**Directions**. Wherever a line in the data below holds "text", copy that line.

------------------------------------------------------------

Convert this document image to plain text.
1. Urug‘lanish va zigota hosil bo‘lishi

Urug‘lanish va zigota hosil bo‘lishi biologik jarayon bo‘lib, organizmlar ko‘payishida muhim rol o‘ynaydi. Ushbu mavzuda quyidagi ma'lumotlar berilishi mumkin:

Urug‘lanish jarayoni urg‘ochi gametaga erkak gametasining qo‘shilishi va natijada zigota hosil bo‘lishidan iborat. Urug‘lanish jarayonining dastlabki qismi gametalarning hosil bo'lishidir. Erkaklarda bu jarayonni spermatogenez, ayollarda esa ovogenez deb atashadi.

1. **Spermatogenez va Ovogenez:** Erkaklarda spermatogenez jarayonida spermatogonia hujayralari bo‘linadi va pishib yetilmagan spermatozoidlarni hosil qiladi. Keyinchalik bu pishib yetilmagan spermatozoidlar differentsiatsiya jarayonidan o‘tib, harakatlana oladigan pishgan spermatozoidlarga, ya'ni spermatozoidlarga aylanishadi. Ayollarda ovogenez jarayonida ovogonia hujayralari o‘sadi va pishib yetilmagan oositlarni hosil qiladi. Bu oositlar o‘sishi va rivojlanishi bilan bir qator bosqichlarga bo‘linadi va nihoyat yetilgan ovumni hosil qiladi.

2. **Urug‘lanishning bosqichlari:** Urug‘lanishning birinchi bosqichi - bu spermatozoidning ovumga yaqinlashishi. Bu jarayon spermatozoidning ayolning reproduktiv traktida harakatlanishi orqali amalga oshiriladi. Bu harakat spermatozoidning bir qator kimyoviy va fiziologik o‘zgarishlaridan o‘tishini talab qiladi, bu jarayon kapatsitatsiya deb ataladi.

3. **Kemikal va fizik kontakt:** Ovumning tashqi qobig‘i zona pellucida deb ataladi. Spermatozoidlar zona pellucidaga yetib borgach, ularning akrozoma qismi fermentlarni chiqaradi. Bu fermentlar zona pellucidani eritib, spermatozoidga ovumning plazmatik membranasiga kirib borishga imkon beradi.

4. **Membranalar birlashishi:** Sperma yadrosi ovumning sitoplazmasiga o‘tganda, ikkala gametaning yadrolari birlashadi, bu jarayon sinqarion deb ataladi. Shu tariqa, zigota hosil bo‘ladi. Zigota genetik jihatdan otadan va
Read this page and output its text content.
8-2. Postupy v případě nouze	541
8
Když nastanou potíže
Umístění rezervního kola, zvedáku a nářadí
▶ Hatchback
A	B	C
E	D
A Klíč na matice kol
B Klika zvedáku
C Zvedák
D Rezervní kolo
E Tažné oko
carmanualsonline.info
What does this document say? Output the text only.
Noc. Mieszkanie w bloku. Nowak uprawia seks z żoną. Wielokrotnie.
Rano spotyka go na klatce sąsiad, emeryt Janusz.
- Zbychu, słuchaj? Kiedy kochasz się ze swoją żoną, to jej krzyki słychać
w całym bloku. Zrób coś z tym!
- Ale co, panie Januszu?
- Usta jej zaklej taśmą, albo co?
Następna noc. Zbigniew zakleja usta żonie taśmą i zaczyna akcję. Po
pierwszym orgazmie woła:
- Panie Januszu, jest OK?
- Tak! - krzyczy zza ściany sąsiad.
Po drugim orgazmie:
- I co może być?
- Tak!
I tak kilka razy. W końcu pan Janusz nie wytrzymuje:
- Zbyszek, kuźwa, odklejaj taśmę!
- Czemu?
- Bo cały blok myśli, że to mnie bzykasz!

------------------------------------------------------------

**The completed task**.
Convert this document image to plain text.
Read this page and output its text content.
What does this document say? Output the text only.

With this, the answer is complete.